━━ Passage provided

All the four terms in (10a) are non-negative for all \(\beta >0\), \(\lambda \ge 1\). Thus it suffices to show that \(h(\beta ,\lambda )=\rho \phi (a)+\gamma \Phi (a)\) is uniformly bounded away from 0 for all sufficiently large \(\lambda \) and \(\beta >0\), since \(\phi (\cdot )\) is positive and bounded. From Lemma 5, we know \(h(\beta ,\lambda )\) is strictly increasing in \(\beta \) for all sufficiently large \(\lambda \) and \(h(0,\lambda )=\phi (0)>0\). Thus we have that \(h(\beta ,\lambda )\) is uniformly bounded away from 0 for all sufficiently large \(\lambda \) and all \(\beta >0\). \(\square \)

Proof of Lemma 7

Let \(UB_{n}(n,\lambda )=UB(\frac{n-\lambda }{\sqrt{\lambda }},\lambda )\). Since \(n=\lambda +\beta \sqrt{\lambda }\), to show \(UB({\beta ,\lambda })\) is strictly decreasing in \(\beta \) for any \(\lambda >0\), it is enough to verify that \(UB_{n}(n,\lambda )\) is strictly decreasing in \(n\), or equivalently that

$$\begin{aligned}{}[UB_{n}(n,\lambda )]^{-1}= \frac{\lambda }{n}+\frac{n-\lambda }{\sqrt{n}}\left( \frac{\Phi (a)}{\phi (a)}+\frac{2}{3\sqrt{n}}\right) \end{aligned}$$

is strictly increasing in \(n\) for any \(\lambda \), where \(a\) is given in (5). This property can be established by straightforward differentiation. \(\square \)

━━━━
━━ Recorded information

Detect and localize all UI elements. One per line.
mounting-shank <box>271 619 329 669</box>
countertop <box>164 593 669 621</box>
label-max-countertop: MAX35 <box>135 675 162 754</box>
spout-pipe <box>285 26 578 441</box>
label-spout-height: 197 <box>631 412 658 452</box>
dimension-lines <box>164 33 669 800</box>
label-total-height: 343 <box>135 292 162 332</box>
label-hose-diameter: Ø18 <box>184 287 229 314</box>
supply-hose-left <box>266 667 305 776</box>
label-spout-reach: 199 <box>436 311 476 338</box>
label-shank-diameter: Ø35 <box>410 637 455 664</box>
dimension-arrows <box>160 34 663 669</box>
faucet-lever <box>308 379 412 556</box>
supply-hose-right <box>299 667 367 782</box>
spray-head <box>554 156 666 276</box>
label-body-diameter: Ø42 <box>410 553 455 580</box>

━━━━

Set tasks:
#1 Edit the records from their start through the line holding "label-shank-diameter: Ø35 <box>410", inclusive, replacing "spout-pipe" with "spout-tube" and leaving everything else unchanged.
#2 Proceed with the text on the lemma proofs, starting after its last sentence.
The records are unrelated to the text.

Answers to each task:
#1
Detect and localize all UI elements. One per line.
mounting-shank <box>271 619 329 669</box>
countertop <box>164 593 669 621</box>
label-max-countertop: MAX35 <box>135 675 162 754</box>
spout-tube <box>285 26 578 441</box>
label-spout-height: 197 <box>631 412 658 452</box>
dimension-lines <box>164 33 669 800</box>
label-total-height: 343 <box>135 292 162 332</box>
label-hose-diameter: Ø18 <box>184 287 229 314</box>
supply-hose-left <box>266 667 305 776</box>
label-spout-reach: 199 <box>436 311 476 338</box>
label-shank-diameter: Ø35 <box>410 637 455 664</box>

#2
Proof of Lemma 11

We prove that

$$\begin{aligned} \prod _{i=1}^{L}\left( 1-UB( \beta _{i},\lambda _{i}^m)\right) -\prod _{i=1}^{L}\left( 1-\tilde{\alpha }\left( \beta _{i},\lambda _{i}^m\right) \right) \end{aligned}$$

converges uniformly to 0 in \(\beta \) as \(m \rightarrow \infty \), via induction. Let \(\underline{UB}(\beta _i,\lambda _i^m)\) denote \(1-UB(\beta _i,\lambda _i^m)\) and let \(\underline{\tilde{\alpha }}(\beta _i,\lambda _i^m)\) denote \(1-\tilde{\alpha }\left( \beta _{i},\lambda _{i}^m\right) \).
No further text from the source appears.